Start of Material to process

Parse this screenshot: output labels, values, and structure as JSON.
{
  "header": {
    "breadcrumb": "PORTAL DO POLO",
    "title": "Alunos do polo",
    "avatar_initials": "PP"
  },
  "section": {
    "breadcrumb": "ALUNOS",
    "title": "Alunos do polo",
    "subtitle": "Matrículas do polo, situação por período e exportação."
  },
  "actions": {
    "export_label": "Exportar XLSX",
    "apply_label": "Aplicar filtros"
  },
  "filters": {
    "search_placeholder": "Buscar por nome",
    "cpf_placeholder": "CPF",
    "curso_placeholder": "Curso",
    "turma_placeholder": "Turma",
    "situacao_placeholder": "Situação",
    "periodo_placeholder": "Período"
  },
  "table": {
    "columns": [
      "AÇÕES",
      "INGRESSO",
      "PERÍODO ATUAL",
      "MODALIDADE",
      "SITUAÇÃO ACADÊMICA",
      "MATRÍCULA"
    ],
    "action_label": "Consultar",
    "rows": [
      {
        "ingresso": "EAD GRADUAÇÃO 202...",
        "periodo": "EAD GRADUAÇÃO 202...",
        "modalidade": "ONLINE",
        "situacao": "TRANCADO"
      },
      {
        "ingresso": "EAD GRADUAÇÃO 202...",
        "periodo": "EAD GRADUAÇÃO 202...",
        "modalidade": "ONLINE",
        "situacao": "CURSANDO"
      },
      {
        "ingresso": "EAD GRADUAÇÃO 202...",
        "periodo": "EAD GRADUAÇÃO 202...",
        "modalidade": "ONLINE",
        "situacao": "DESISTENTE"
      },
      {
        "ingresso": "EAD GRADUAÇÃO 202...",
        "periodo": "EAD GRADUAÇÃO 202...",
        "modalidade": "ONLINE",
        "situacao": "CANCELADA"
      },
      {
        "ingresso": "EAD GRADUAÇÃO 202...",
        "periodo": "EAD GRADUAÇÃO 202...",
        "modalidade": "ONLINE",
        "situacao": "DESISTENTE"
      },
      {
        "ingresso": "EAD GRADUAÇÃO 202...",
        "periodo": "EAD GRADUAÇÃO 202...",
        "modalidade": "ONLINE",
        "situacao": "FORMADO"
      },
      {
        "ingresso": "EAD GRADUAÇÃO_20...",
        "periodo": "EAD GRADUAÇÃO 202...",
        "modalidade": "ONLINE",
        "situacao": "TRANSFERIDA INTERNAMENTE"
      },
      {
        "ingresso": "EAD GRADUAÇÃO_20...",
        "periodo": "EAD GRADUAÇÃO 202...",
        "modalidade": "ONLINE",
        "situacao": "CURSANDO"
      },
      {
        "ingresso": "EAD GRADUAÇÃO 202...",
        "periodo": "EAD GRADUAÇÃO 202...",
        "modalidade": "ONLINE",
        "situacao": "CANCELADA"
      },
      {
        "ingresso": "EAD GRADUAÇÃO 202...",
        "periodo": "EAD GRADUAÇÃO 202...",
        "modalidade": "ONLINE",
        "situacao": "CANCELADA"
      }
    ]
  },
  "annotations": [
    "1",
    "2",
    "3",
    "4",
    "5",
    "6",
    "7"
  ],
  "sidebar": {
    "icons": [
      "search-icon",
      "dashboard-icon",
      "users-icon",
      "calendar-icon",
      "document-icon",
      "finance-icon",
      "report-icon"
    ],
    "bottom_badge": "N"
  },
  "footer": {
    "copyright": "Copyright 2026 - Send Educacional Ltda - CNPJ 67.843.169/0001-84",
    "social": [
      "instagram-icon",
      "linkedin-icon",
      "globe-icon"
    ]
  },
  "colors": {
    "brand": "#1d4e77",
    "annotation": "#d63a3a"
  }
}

End of Material to process
Start of Material to process

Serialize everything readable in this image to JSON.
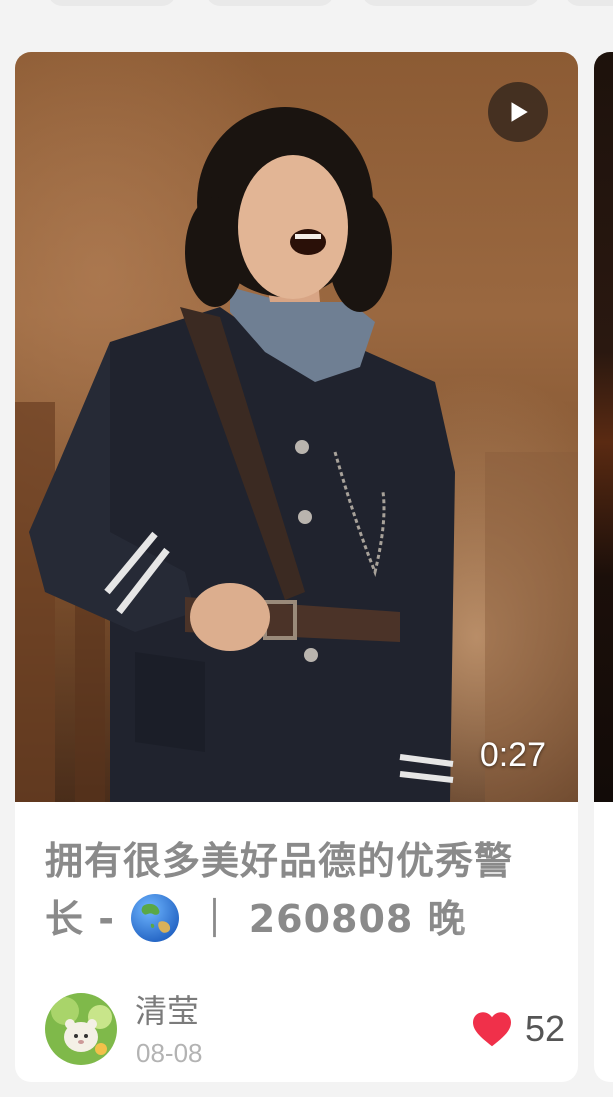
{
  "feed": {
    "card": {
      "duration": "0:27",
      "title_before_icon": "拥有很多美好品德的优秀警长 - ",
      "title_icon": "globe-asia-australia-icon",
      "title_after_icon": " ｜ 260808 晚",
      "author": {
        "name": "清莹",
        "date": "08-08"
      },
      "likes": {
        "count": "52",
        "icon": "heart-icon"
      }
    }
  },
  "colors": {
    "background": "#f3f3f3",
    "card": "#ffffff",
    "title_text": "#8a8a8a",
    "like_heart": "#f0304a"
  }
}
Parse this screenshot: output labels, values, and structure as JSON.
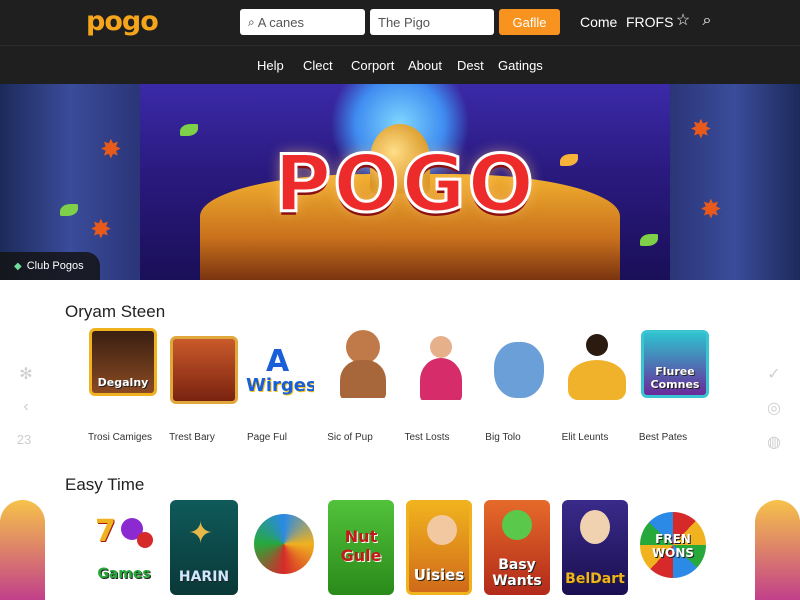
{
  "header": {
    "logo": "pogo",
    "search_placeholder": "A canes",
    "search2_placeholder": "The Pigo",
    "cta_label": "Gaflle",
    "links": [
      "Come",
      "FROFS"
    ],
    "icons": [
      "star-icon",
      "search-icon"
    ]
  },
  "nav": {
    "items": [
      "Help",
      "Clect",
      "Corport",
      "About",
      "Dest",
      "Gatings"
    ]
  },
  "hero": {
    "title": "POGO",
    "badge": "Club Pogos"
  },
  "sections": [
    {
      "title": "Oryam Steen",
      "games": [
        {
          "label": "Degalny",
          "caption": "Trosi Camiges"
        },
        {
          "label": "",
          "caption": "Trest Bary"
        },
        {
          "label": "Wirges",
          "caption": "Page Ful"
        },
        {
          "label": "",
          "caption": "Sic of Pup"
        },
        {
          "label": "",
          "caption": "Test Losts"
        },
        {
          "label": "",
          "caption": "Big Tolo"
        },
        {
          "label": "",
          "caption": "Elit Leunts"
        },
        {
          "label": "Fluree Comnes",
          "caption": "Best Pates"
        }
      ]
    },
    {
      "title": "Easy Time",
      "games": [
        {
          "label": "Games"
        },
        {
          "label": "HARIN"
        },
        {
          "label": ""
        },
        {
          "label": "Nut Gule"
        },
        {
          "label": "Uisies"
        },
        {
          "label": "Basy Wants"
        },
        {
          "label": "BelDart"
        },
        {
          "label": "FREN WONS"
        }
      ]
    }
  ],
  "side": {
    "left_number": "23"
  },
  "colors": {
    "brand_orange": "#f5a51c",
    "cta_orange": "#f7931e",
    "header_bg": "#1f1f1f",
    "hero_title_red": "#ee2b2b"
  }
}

End of Material to process
Start of Material to process

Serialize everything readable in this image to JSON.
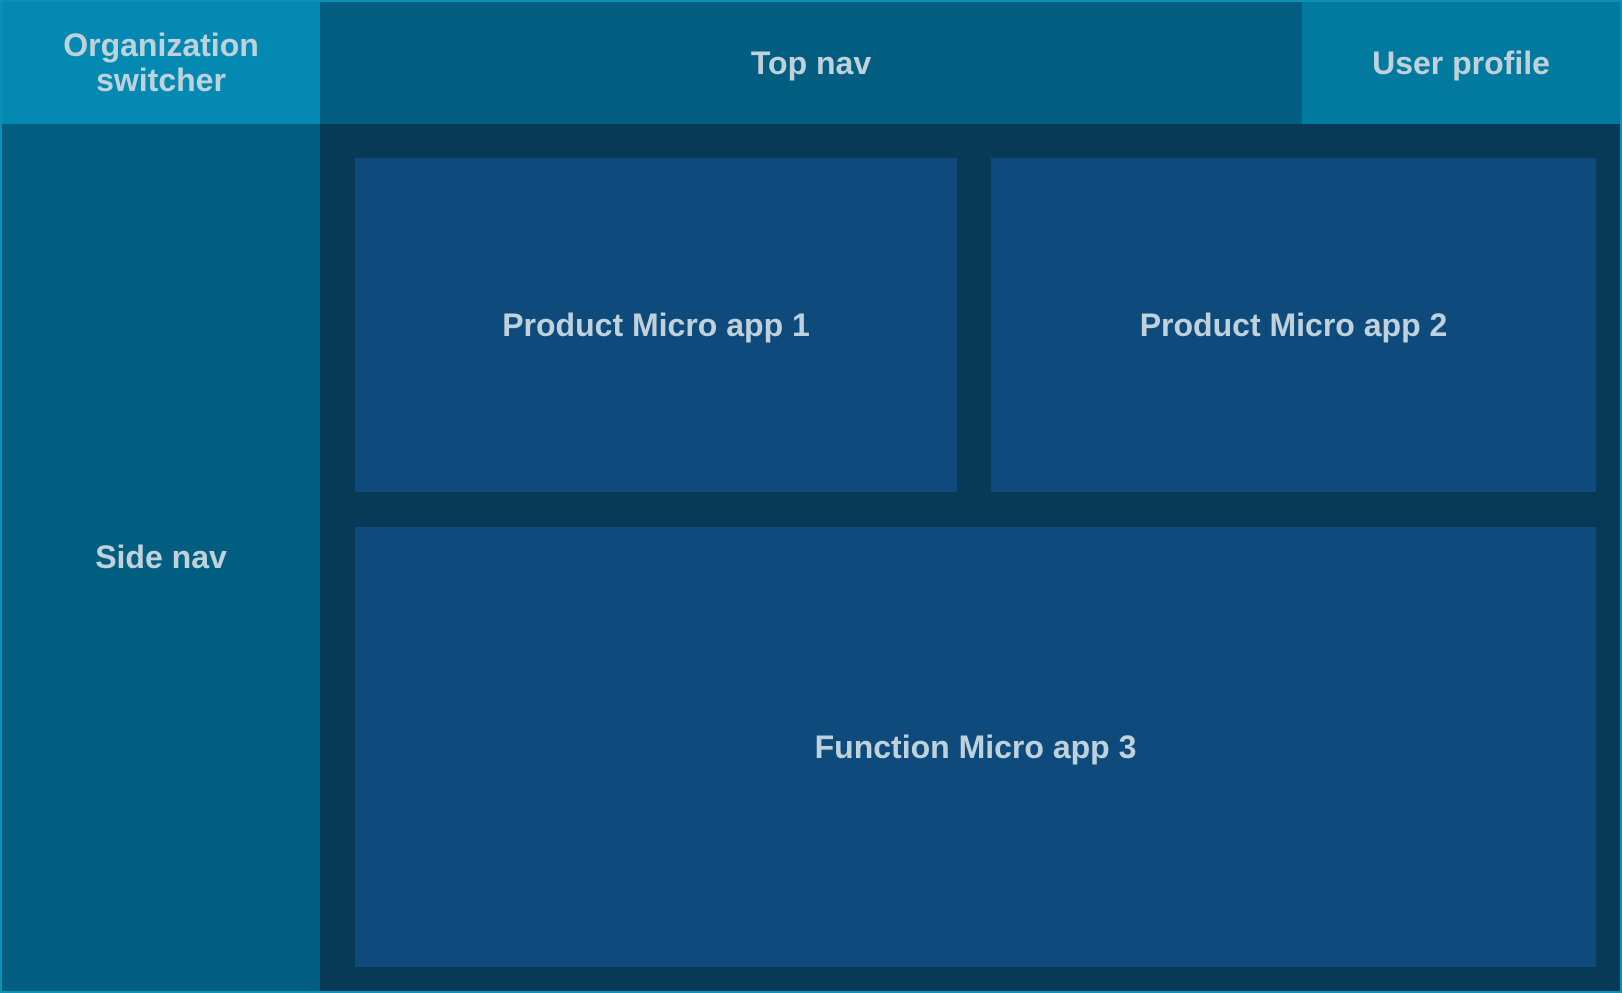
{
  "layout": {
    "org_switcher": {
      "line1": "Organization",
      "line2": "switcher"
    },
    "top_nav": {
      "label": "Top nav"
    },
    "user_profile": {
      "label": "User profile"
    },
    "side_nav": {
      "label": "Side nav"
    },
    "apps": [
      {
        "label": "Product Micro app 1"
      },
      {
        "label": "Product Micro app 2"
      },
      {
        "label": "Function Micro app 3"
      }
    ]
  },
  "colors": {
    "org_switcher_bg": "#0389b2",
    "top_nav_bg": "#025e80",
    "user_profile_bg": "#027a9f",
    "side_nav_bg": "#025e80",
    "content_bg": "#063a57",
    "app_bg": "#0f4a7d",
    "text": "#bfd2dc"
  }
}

End of Material to process

#### Given problem
What is the number of lines in the records above that include the word "caption"? Reply with that number and nothing more.

#### Answer to the problem
8